— Begin SOURCE DATA —

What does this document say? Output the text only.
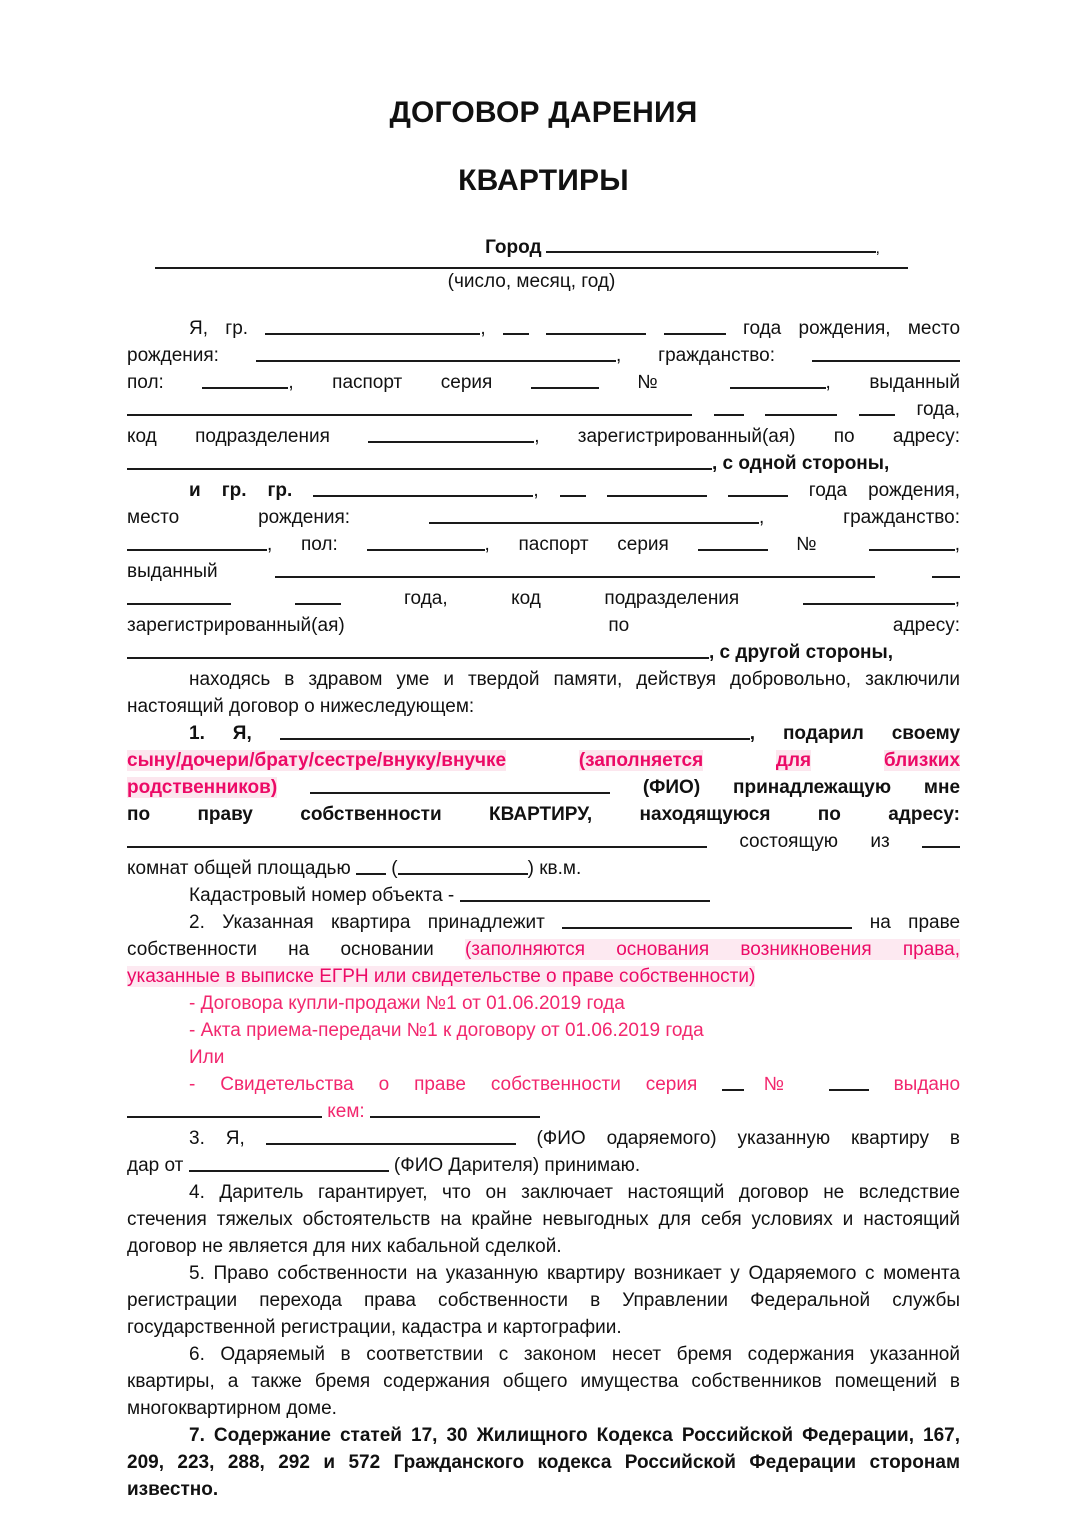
ДОГОВОР ДАРЕНИЯ

КВАРТИРЫ

Город	,
(число, месяц, год)
Я, гр.	,	года рождения, место
рождения:	, гражданство:
пол:	, паспорт серия	№	, выданный
года,
код подразделения	, зарегистрированный(ая) по адресу:
, с одной стороны,
и гр. гр.	,	года рождения,
место рождения:	, гражданство:
, пол:	, паспорт серия	№	,
выданный
года, код подразделения	,
зарегистрированный(ая)	по	адресу:
, с другой стороны,
находясь в здравом уме и твердой памяти, действуя добровольно, заключили настоящий договор о нижеследующем:
1. Я,	, подарил своему
сыну/дочери/брату/сестре/внуку/внучке	(заполняется	для	близких
родственников)	(ФИО) принадлежащую мне
по праву собственности КВАРТИРУ, находящуюся по адресу:
состоящую из
комнат общей площадью (	) кв.м.
Кадастровый номер объекта -
2. Указанная квартира принадлежит	на праве
собственности на основании (заполняются основания возникновения права,
указанные в выписке ЕГРН или свидетельстве о праве собственности)
- Договора купли-продажи №1 от 01.06.2019 года
- Акта приема-передачи №1 к договору от 01.06.2019 года
Или
- Свидетельства о праве собственности серия №	выдано
кем:
3. Я,	(ФИО одаряемого) указанную квартиру в
дар от	(ФИО Дарителя) принимаю.
4. Даритель гарантирует, что он заключает настоящий договор не вследствие стечения тяжелых обстоятельств на крайне невыгодных для себя условиях и настоящий договор не является для них кабальной сделкой.
5. Право собственности на указанную квартиру возникает у Одаряемого с момента регистрации перехода права собственности в Управлении Федеральной службы государственной регистрации, кадастра и картографии.
6. Одаряемый в соответствии с законом несет бремя содержания указанной квартиры, а также бремя содержания общего имущества собственников помещений в многоквартирном доме.
7. Содержание статей 17, 30 Жилищного Кодекса Российской Федерации, 167, 209, 223, 288, 292 и 572 Гражданского кодекса Российской Федерации сторонам известно.
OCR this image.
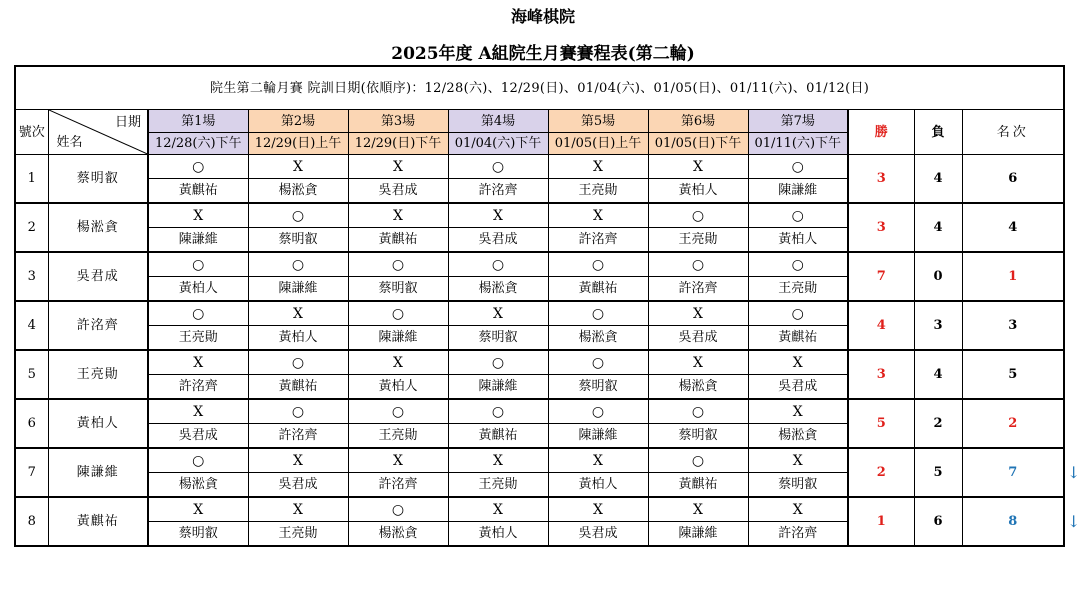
海峰棋院
2025年度 A組院生月賽賽程表(第二輪)
院生第二輪月賽 院訓日期(依順序)：12/28(六)、12/29(日)、01/04(六)、01/05(日)、01/11(六)、01/12(日)											
號次	日期
姓名	第1場	第2場	第3場	第4場	第5場	第6場	第7場	勝	負	名次
		12/28(六)下午	12/29(日)上午	12/29(日)下午	01/04(六)下午	01/05(日)上午	01/05(日)下午	01/11(六)下午			
1	蔡明叡	○	X	X	○	X	X	○	3	4	6
		黃麒祐	楊淞貪	吳君成	許洺齊	王亮勛	黃柏人	陳謙維			
2	楊淞貪	X	○	X	X	X	○	○	3	4	4
		陳謙維	蔡明叡	黃麒祐	吳君成	許洺齊	王亮勛	黃柏人			
3	吳君成	○	○	○	○	○	○	○	7	0	1
		黃柏人	陳謙維	蔡明叡	楊淞貪	黃麒祐	許洺齊	王亮勛			
4	許洺齊	○	X	○	X	○	X	○	4	3	3
		王亮勛	黃柏人	陳謙維	蔡明叡	楊淞貪	吳君成	黃麒祐			
5	王亮勛	X	○	X	○	○	X	X	3	4	5
		許洺齊	黃麒祐	黃柏人	陳謙維	蔡明叡	楊淞貪	吳君成			
6	黃柏人	X	○	○	○	○	○	X	5	2	2
		吳君成	許洺齊	王亮勛	黃麒祐	陳謙維	蔡明叡	楊淞貪			
7	陳謙維	○	X	X	X	X	○	X	2	5	7
		楊淞貪	吳君成	許洺齊	王亮勛	黃柏人	黃麒祐	蔡明叡			
8	黃麒祐	X	X	○	X	X	X	X	1	6	8
		蔡明叡	王亮勛	楊淞貪	黃柏人	吳君成	陳謙維	許洺齊			
↓
↓
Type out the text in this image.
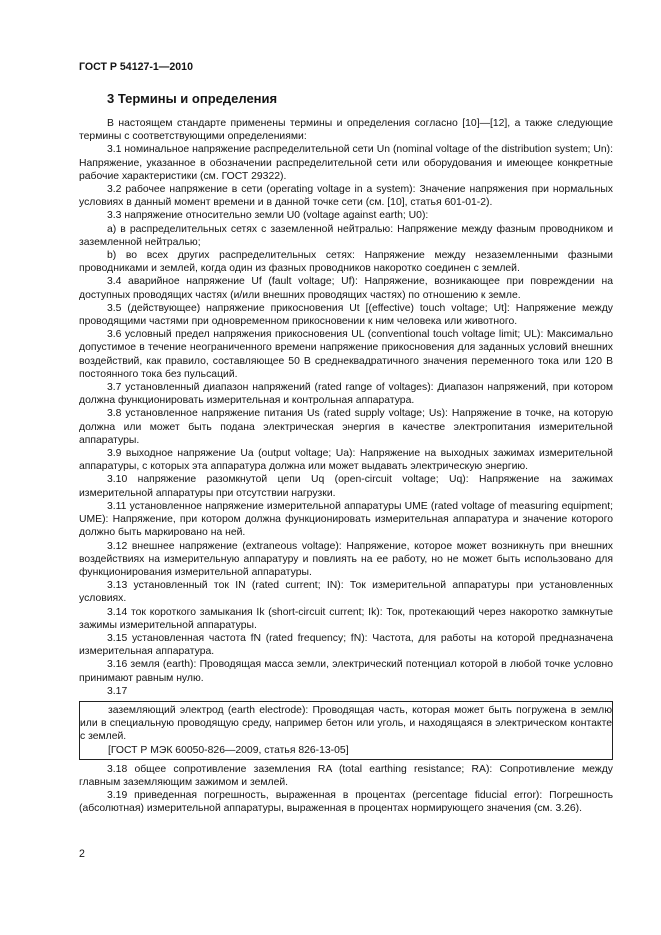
ГОСТ Р 54127-1—2010
3 Термины и определения

В настоящем стандарте применены термины и определения согласно [10]—[12], а также следующие термины с соответствующими определениями:

3.1 номинальное напряжение распределительной сети Un (nominal voltage of the distribution system; Un): Напряжение, указанное в обозначении распределительной сети или оборудования и имеющее конкретные рабочие характеристики (см. ГОСТ 29322).

3.2 рабочее напряжение в сети (operating voltage in a system): Значение напряжения при нормальных условиях в данный момент времени и в данной точке сети (см. [10], статья 601-01-2).

3.3 напряжение относительно земли U0 (voltage against earth; U0):

а) в распределительных сетях с заземленной нейтралью: Напряжение между фазным проводником и заземленной нейтралью;

b) во всех других распределительных сетях: Напряжение между незаземленными фазными проводниками и землей, когда один из фазных проводников накоротко соединен с землей.

3.4 аварийное напряжение Uf (fault voltage; Uf): Напряжение, возникающее при повреждении на доступных проводящих частях (и/или внешних проводящих частях) по отношению к земле.

3.5 (действующее) напряжение прикосновения Ut [(effective) touch voltage; Ut]: Напряжение между проводящими частями при одновременном прикосновении к ним человека или животного.

3.6 условный предел напряжения прикосновения UL (conventional touch voltage limit; UL): Максимально допустимое в течение неограниченного времени напряжение прикосновения для заданных условий внешних воздействий, как правило, составляющее 50 В среднеквадратичного значения переменного тока или 120 В постоянного тока без пульсаций.

3.7 установленный диапазон напряжений (rated range of voltages): Диапазон напряжений, при котором должна функционировать измерительная и контрольная аппаратура.

3.8 установленное напряжение питания Us (rated supply voltage; Us): Напряжение в точке, на которую должна или может быть подана электрическая энергия в качестве электропитания измерительной аппаратуры.

3.9 выходное напряжение Ua (output voltage; Ua): Напряжение на выходных зажимах измерительной аппаратуры, с которых эта аппаратура должна или может выдавать электрическую энергию.

3.10 напряжение разомкнутой цепи Uq (open-circuit voltage; Uq): Напряжение на зажимах измерительной аппаратуры при отсутствии нагрузки.

3.11 установленное напряжение измерительной аппаратуры UME (rated voltage of measuring equipment; UME): Напряжение, при котором должна функционировать измерительная аппаратура и значение которого должно быть маркировано на ней.

3.12 внешнее напряжение (extraneous voltage): Напряжение, которое может возникнуть при внешних воздействиях на измерительную аппаратуру и повлиять на ее работу, но не может быть использовано для функционирования измерительной аппаратуры.

3.13 установленный ток IN (rated current; IN): Ток измерительной аппаратуры при установленных условиях.

3.14 ток короткого замыкания Ik (short-circuit current; Ik): Ток, протекающий через накоротко замкнутые зажимы измерительной аппаратуры.

3.15 установленная частота fN (rated frequency; fN): Частота, для работы на которой предназначена измерительная аппаратура.

3.16 земля (earth): Проводящая масса земли, электрический потенциал которой в любой точке условно принимают равным нулю.

3.17

заземляющий электрод (earth electrode): Проводящая часть, которая может быть погружена в землю или в специальную проводящую среду, например бетон или уголь, и находящаяся в электрическом контакте с землей.

[ГОСТ Р МЭК 60050-826—2009, статья 826-13-05]

3.18 общее сопротивление заземления RA (total earthing resistance; RA): Сопротивление между главным заземляющим зажимом и землей.

3.19 приведенная погрешность, выраженная в процентах (percentage fiducial error): Погрешность (абсолютная) измерительной аппаратуры, выраженная в процентах нормирующего значения (см. 3.26).

2
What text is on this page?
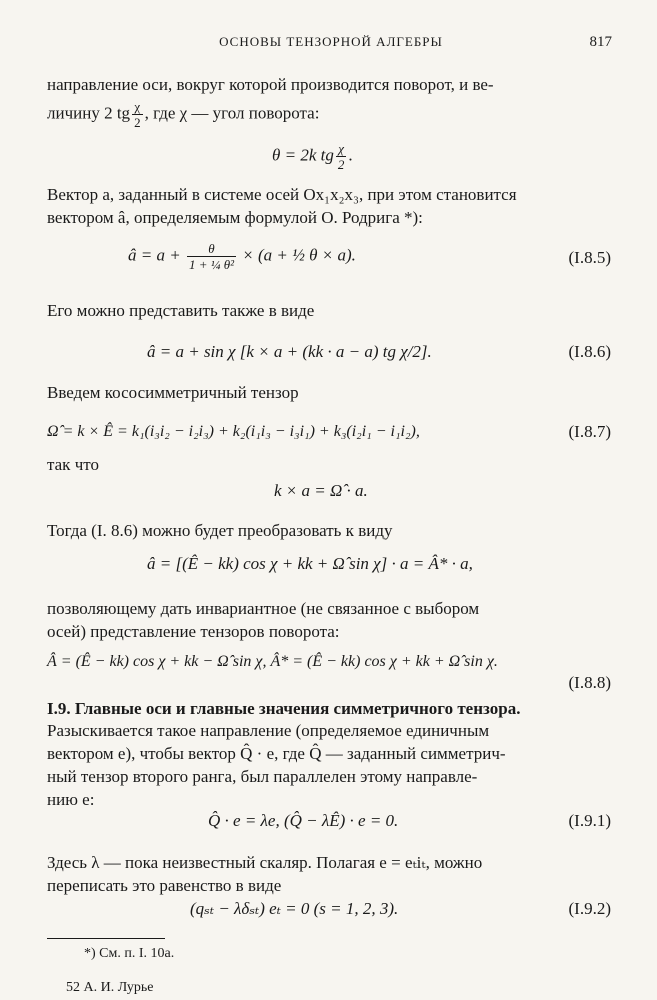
ОСНОВЫ ТЕНЗОРНОЙ АЛГЕБРЫ	817
направление оси, вокруг которой производится поворот, и ве-
личину 2 tg $\frac{\chi}{2}$ , где χ — угол поворота:
θ = 2k tg $\frac{\chi}{2}$ .
Вектор a, заданный в системе осей Ox₁x₂x₃, при этом становится
вектором â, определяемым формулой О. Родрига *):
â = $a + \frac{\theta}{\text{1 + ¼ θ²}} \times (a$ + ½ θ × a).	(I.8.5)
Его можно представить также в виде
â = a + sin χ [k × a + (kk · a − a) tg χ/2].	(I.8.6)
Введем кососимметричный тензор
Ω̂ = k × Ê = k₁(i₃i₂ − i₂i₃) + k₂(i₁i₃ − i₃i₁) + k₃(i₂i₁ − i₁i₂),	(I.8.7)
так что
k × a = Ω̂ · a.
Тогда (I. 8.6) можно будет преобразовать к виду
â = [(Ê − kk) cos χ + kk + Ω̂ sin χ] · a = Â* · a,
позволяющему дать инвариантное (не связанное с выбором
осей) представление тензоров поворота:
Â = (Ê − kk) cos χ + kk − Ω̂ sin χ, Â* = (Ê − kk) cos χ + kk + Ω̂ sin χ.
(I.8.8)
I.9. Главные оси и главные значения симметричного тензора.
Разыскивается такое направление (определяемое единичным
вектором e), чтобы вектор Q̂ · e, где Q̂ — заданный симметрич-
ный тензор второго ранга, был параллелен этому направле-
нию e:
Q̂ · e = λe, (Q̂ − λÊ) · e = 0.	(I.9.1)
Здесь λ — пока неизвестный скаляр. Полагая e = eₜiₜ, можно
переписать это равенство в виде
(qₛₜ − λδₛₜ) eₜ = 0 (s = 1, 2, 3).	(I.9.2)
*) См. п. I. 10а.
52 А. И. Лурье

— End SOURCE DATA —

Using the records above, pull out each line where the word "установленный" occurs.

3.7 установленный диапазон напряжений (rated range of voltages): Диапазон напряжений, при котором должна функционировать измерительная и контрольная аппаратура.
3.13 установленный ток IN (rated current; IN): Ток измерительной аппаратуры при установленных условиях.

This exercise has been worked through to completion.